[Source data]

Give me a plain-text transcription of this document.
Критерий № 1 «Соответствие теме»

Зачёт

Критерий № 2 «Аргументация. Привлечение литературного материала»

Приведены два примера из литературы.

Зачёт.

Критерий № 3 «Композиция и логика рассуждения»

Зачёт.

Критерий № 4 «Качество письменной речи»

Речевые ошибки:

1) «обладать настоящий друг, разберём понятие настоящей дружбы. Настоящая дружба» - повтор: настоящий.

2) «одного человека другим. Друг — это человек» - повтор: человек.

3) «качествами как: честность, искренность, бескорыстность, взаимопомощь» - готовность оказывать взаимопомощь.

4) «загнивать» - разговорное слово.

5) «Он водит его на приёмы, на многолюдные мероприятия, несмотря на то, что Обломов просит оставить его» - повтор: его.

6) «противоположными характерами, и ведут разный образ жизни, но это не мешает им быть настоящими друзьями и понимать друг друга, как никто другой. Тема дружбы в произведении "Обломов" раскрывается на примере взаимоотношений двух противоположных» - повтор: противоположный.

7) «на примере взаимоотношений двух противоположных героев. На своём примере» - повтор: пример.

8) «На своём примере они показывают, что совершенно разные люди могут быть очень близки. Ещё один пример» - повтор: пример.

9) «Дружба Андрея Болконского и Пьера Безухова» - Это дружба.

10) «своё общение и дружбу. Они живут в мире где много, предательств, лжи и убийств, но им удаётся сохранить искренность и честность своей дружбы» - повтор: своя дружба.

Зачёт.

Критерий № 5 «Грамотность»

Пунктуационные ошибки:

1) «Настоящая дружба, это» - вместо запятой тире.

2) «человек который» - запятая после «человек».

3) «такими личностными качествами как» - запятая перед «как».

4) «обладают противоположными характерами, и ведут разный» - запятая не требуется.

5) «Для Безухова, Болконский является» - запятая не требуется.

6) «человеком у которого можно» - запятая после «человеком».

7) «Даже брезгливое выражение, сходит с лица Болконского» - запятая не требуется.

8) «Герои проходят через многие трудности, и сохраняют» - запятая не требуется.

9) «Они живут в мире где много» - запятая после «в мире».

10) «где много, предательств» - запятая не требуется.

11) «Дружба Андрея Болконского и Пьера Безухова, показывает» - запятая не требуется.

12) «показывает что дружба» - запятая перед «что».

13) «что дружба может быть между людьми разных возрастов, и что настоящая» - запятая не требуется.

Given task:
State how many lines of the listing above include the word "разный". Give nothing but the number.

Task response:
2